TEXT EXTRACT

____________________

Top 89 Staff Picks: Austin Gerth, college contributor
by Austin Gerth
December 01, 2015
Best albums of 2015
1) U.S. Girls - Half Free
This album was the biggest and best surprise of my year, one I listened to on a whim, almost by accident, by a band I'd never heard of before (turns out they've been around for years). Half Free deserves praise every bit as breathless as that heaped upon this year's many "major statement" albums, even though it's a very different sort of record: just eight nearly flawless pop songs, and one haunting interlude, each different from the last, from the carnival-esque reggae of "Damn That Valley," to the Blaxploitation funk of "Window Shades," the bar rock of "Sed Knife," to the slinky new wave of "Navy & Cream," and the epic disco of closer "Woman's Work." And yet it all hangs together.
2) Neon Indian - VEGA Intl. Night School
With time, the wave of once-hip bands Neon Indian came up among has become a popular punching bag for Internet music jerks not unlike myself, and I'm not really sure why. The whole "chillwave" thing (and the beach bum lo-fi boom that occurred alongside it) produced, at the least, a lot of exceedingly fun music, even if few of those albums will likely be remembered as classics. VEGA Intl. Night School, however, might be just that. It's certainly the most ambitious album any former chillwave artist has released, and it succeeds on every level. The key, as usual, is the songs: the plastic reggae grooves of "Annie" and "61 Cygni Ave," the way the bassline changes the chords in "Slumlord," the processed keyboard riffage all over "Street Level."
3) Kendrick Lamar - To Pimp a Butterfly
To Pimp a Butterfly is probably the greatest artistic achievement released by a musician in 2015, almost objectively so — but it's not number one on my list because it hasn't necessarily defined my year the way it has the cultural moment. It's the pop music equivalent of a Thomas Pynchon novel, or a T.S. Eliot poem, or (more appropriately) of Taylor Branch's multi-volume Civil Rights tome America in the King Years. It's the best of several examples provided in 2015 of an Album-as-State of the Union address. It wraps its arms around several decades of recorded music, from jazz to funk to gospel to the Neptunes. And, although it plays best as a capital "A" Album, straight through, the great misunderstanding of its reception is the idea that it's not stacked, floor-to-ceiling, with as many absolute jams as the Carly Rae Jepsen album that would have landed at the 13th spot on this list.

____________________

STORED DATA
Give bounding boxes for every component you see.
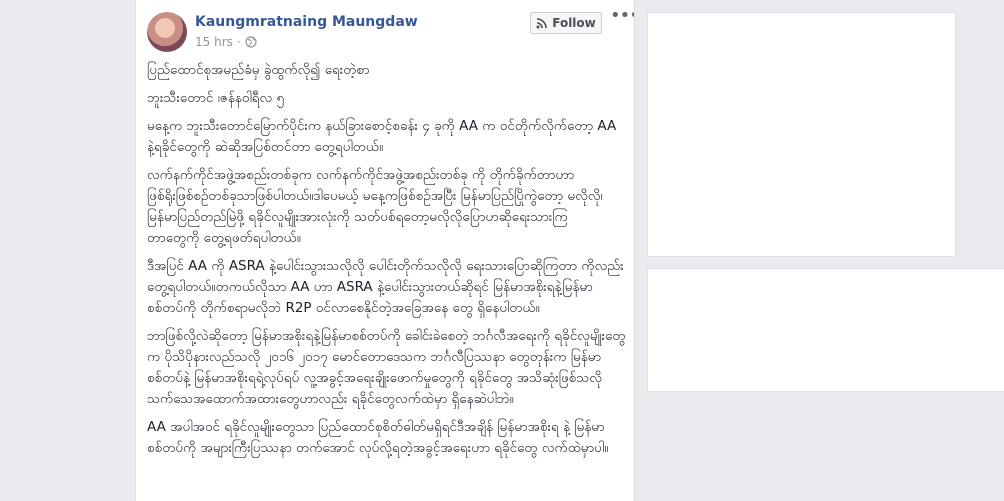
globe-icon[interactable]: [245, 36, 257, 48]
follow-label: Follow: [552, 16, 596, 30]
post-timestamp[interactable]: 15 hrs: [195, 35, 233, 49]
post-card: Kaungmratnaing Maungdaw 15 hrs · Follow …: [135, 0, 635, 501]
post-body: ပြည်ထောင်စုအမည်ခံမှ ခွဲထွက်လို၍ ရေးတဲ့စာ…: [147, 60, 627, 466]
right-sidebar-panel: [647, 12, 956, 257]
post-meta: 15 hrs ·: [195, 35, 257, 49]
post-paragraph: လက်နက်ကိုင်အဖွဲ့အစည်းတစ်ခုက လက်နက်ကိုင်အ…: [147, 167, 603, 246]
post-paragraph: ပြည်ထောင်စုအမည်ခံမှ ခွဲထွက်လို၍ ရေးတဲ့စာ: [147, 62, 370, 78]
post-paragraph: ဒီအပြင် AA ကို ASRA နဲ့ပေါင်းသွားသလိုလို…: [147, 258, 624, 316]
author-name[interactable]: Kaungmratnaing Maungdaw: [195, 14, 418, 30]
post-paragraph: ဘာဖြစ်လို့လဲဆိုတော့ မြန်မာအစိုးရနဲ့မြန်မ…: [147, 328, 626, 407]
rss-icon: [536, 17, 548, 29]
right-sidebar-panel-secondary: [647, 268, 1004, 392]
more-options-icon[interactable]: •••: [610, 7, 634, 28]
meta-separator: ·: [236, 35, 241, 49]
post-paragraph: AA အပါအဝင် ရခိုင်လူမျိုးတွေသာ ပြည်ထောင်စ…: [147, 419, 609, 456]
avatar[interactable]: [147, 12, 187, 52]
post-paragraph: ဘူးသီးတောင် ၊ဇန်နဝါရီလ ၅: [147, 90, 285, 106]
follow-button[interactable]: Follow: [530, 12, 602, 34]
post-paragraph: မနေ့က ဘူးသီးတောင်မြောက်ပိုင်းက နယ်ခြားစေ…: [147, 118, 617, 155]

____________________

Reproduce the stretch of the 2015 album list from "Top 89 Staff" through "all hangs together.". Work only from the text.

Top 89 Staff Picks: Austin Gerth, college contributor
by Austin Gerth
December 01, 2015
Best albums of 2015
1) U.S. Girls - Half Free
This album was the biggest and best surprise of my year, one I listened to on a whim, almost by accident, by a band I'd never heard of before (turns out they've been around for years). Half Free deserves praise every bit as breathless as that heaped upon this year's many "major statement" albums, even though it's a very different sort of record: just eight nearly flawless pop songs, and one haunting interlude, each different from the last, from the carnival-esque reggae of "Damn That Valley," to the Blaxploitation funk of "Window Shades," the bar rock of "Sed Knife," to the slinky new wave of "Navy & Cream," and the epic disco of closer "Woman's Work." And yet it all hangs together.